● AIM: Give the entries back exactly, dropping each image.

● MATERIAL FOR THIS TASK:
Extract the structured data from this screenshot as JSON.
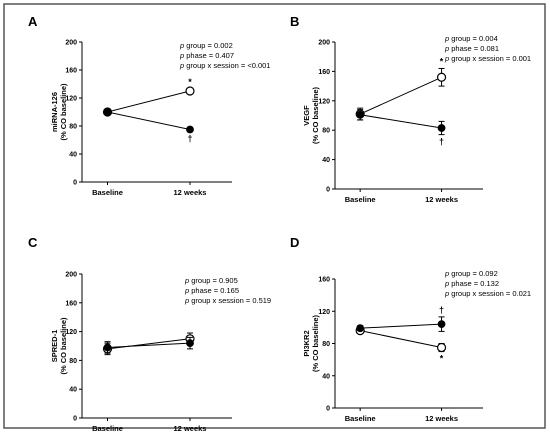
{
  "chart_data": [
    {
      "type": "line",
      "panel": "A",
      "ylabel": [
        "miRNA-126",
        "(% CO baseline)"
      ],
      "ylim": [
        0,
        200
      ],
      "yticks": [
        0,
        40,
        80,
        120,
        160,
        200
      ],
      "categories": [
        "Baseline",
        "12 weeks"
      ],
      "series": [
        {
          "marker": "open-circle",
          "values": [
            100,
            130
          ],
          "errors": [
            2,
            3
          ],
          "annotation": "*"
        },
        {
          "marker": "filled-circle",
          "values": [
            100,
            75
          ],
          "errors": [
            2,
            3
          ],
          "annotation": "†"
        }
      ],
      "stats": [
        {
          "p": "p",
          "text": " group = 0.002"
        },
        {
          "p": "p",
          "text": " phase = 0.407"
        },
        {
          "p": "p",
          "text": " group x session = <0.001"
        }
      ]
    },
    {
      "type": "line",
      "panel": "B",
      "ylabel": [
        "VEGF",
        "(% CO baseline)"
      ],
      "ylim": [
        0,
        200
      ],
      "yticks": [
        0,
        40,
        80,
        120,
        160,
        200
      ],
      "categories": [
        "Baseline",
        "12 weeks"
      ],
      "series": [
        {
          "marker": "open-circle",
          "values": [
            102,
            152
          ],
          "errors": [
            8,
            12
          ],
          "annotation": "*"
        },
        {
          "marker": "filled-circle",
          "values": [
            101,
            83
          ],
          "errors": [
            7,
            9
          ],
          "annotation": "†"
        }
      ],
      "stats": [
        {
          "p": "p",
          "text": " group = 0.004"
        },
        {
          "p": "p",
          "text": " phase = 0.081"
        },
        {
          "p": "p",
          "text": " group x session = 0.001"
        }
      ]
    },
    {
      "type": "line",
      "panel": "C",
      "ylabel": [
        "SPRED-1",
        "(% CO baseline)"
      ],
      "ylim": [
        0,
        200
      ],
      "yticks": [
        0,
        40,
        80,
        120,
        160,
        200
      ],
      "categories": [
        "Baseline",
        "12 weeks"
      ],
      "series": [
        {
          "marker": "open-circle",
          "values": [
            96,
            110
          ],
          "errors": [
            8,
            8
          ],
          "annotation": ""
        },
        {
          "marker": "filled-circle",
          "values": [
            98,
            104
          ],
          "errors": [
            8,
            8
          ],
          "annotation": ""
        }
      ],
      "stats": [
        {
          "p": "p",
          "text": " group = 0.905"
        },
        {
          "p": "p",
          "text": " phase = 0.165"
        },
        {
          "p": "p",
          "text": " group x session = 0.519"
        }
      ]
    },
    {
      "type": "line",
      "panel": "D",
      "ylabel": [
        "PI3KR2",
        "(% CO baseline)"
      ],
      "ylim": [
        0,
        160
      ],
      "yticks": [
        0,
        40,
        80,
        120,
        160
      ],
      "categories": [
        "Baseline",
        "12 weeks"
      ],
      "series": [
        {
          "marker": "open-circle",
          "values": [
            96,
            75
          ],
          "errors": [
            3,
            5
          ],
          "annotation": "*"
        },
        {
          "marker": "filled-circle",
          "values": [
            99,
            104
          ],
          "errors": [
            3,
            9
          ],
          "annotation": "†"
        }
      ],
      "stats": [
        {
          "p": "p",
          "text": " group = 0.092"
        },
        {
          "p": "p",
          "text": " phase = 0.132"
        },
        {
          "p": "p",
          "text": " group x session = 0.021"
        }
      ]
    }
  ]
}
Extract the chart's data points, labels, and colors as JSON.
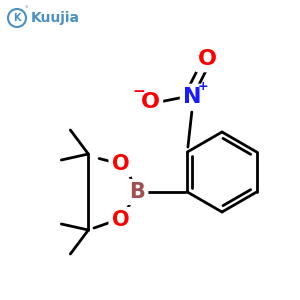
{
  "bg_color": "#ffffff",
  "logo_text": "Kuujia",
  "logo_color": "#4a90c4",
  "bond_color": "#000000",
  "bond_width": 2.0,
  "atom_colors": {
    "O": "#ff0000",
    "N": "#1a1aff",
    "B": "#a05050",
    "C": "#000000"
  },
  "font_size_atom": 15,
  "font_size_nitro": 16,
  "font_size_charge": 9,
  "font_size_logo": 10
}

● THE ANSWER:
Extract the structured data from this screenshot as JSON.
{
  "chart_data": [
    {
      "type": "line",
      "panel": "A",
      "ylabel": [
        "miRNA-126",
        "(% CO baseline)"
      ],
      "ylim": [
        0,
        200
      ],
      "yticks": [
        0,
        40,
        80,
        120,
        160,
        200
      ],
      "categories": [
        "Baseline",
        "12 weeks"
      ],
      "series": [
        {
          "marker": "open-circle",
          "values": [
            100,
            130
          ],
          "errors": [
            2,
            3
          ],
          "annotation": "*"
        },
        {
          "marker": "filled-circle",
          "values": [
            100,
            75
          ],
          "errors": [
            2,
            3
          ],
          "annotation": "†"
        }
      ],
      "stats": [
        {
          "p": "p",
          "text": " group = 0.002"
        },
        {
          "p": "p",
          "text": " phase = 0.407"
        },
        {
          "p": "p",
          "text": " group x session = <0.001"
        }
      ]
    },
    {
      "type": "line",
      "panel": "B",
      "ylabel": [
        "VEGF",
        "(% CO baseline)"
      ],
      "ylim": [
        0,
        200
      ],
      "yticks": [
        0,
        40,
        80,
        120,
        160,
        200
      ],
      "categories": [
        "Baseline",
        "12 weeks"
      ],
      "series": [
        {
          "marker": "open-circle",
          "values": [
            102,
            152
          ],
          "errors": [
            8,
            12
          ],
          "annotation": "*"
        },
        {
          "marker": "filled-circle",
          "values": [
            101,
            83
          ],
          "errors": [
            7,
            9
          ],
          "annotation": "†"
        }
      ],
      "stats": [
        {
          "p": "p",
          "text": " group = 0.004"
        },
        {
          "p": "p",
          "text": " phase = 0.081"
        },
        {
          "p": "p",
          "text": " group x session = 0.001"
        }
      ]
    },
    {
      "type": "line",
      "panel": "C",
      "ylabel": [
        "SPRED-1",
        "(% CO baseline)"
      ],
      "ylim": [
        0,
        200
      ],
      "yticks": [
        0,
        40,
        80,
        120,
        160,
        200
      ],
      "categories": [
        "Baseline",
        "12 weeks"
      ],
      "series": [
        {
          "marker": "open-circle",
          "values": [
            96,
            110
          ],
          "errors": [
            8,
            8
          ],
          "annotation": ""
        },
        {
          "marker": "filled-circle",
          "values": [
            98,
            104
          ],
          "errors": [
            8,
            8
          ],
          "annotation": ""
        }
      ],
      "stats": [
        {
          "p": "p",
          "text": " group = 0.905"
        },
        {
          "p": "p",
          "text": " phase = 0.165"
        },
        {
          "p": "p",
          "text": " group x session = 0.519"
        }
      ]
    },
    {
      "type": "line",
      "panel": "D",
      "ylabel": [
        "PI3KR2",
        "(% CO baseline)"
      ],
      "ylim": [
        0,
        160
      ],
      "yticks": [
        0,
        40,
        80,
        120,
        160
      ],
      "categories": [
        "Baseline",
        "12 weeks"
      ],
      "series": [
        {
          "marker": "open-circle",
          "values": [
            96,
            75
          ],
          "errors": [
            3,
            5
          ],
          "annotation": "*"
        },
        {
          "marker": "filled-circle",
          "values": [
            99,
            104
          ],
          "errors": [
            3,
            9
          ],
          "annotation": "†"
        }
      ],
      "stats": [
        {
          "p": "p",
          "text": " group = 0.092"
        },
        {
          "p": "p",
          "text": " phase = 0.132"
        },
        {
          "p": "p",
          "text": " group x session = 0.021"
        }
      ]
    }
  ]
}
Extract the chart's data points, labels, and colors as JSON.
{
  "bg_color": "#ffffff",
  "logo_text": "Kuujia",
  "logo_color": "#4a90c4",
  "bond_color": "#000000",
  "bond_width": 2.0,
  "atom_colors": {
    "O": "#ff0000",
    "N": "#1a1aff",
    "B": "#a05050",
    "C": "#000000"
  },
  "font_size_atom": 15,
  "font_size_nitro": 16,
  "font_size_charge": 9,
  "font_size_logo": 10
}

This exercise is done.